[WHAT THE TASK ASKS]: Find every line in the records below that contains the word "JSON", and copy each such line.

[Stored dataset items]
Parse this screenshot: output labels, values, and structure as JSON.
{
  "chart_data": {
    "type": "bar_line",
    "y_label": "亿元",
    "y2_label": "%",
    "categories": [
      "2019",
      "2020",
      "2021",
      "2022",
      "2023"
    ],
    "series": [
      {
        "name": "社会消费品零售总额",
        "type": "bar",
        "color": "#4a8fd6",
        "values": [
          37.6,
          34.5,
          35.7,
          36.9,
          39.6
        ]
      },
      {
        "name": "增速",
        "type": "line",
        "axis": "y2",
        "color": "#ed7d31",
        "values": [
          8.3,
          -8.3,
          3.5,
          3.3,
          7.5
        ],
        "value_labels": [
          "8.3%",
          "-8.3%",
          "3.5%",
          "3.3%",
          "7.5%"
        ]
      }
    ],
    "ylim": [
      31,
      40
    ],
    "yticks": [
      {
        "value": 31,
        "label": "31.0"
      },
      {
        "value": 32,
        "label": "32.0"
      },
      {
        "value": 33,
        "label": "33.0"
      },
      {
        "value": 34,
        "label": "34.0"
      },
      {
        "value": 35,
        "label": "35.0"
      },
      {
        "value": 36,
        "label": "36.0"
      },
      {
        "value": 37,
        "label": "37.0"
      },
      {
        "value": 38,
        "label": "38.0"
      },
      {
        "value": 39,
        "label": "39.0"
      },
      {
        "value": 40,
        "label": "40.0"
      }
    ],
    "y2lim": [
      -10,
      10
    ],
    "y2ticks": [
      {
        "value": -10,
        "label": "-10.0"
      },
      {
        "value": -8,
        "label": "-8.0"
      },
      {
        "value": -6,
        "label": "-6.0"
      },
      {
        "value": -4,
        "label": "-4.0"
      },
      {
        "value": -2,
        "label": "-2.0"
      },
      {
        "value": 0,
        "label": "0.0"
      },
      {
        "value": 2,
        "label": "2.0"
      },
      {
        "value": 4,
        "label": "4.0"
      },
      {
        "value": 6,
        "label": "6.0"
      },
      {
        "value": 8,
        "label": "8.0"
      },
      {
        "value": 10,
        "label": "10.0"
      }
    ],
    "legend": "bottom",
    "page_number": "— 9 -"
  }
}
...
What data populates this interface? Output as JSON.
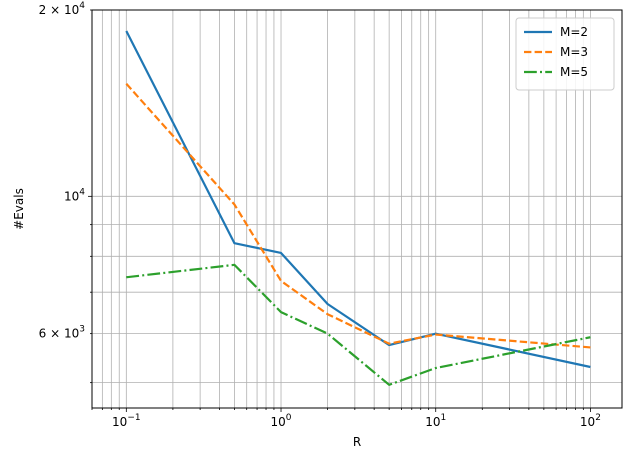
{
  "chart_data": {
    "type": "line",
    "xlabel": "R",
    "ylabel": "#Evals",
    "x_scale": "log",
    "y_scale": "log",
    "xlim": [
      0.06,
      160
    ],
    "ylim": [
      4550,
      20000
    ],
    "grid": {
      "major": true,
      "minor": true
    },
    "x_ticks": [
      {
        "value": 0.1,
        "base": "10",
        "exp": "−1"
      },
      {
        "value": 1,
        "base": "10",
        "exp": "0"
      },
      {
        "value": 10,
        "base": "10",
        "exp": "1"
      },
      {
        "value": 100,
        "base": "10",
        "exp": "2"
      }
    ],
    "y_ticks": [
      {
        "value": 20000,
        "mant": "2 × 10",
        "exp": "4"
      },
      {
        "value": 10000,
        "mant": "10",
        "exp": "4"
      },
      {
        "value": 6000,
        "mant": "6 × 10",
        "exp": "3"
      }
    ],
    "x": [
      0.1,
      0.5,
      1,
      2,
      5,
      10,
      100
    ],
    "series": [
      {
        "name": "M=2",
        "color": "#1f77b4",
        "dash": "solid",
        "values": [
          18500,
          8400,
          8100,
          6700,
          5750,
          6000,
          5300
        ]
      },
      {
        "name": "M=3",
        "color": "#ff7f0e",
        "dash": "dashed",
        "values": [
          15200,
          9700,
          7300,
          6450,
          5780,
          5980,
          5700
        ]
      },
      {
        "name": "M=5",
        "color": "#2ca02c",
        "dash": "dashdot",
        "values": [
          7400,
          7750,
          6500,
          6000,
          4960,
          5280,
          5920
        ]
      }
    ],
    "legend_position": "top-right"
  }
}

[ANSWER TO THIS EXERCISE]:
Parse this screenshot: output labels, values, and structure as JSON.
What data populates this interface? Output as JSON.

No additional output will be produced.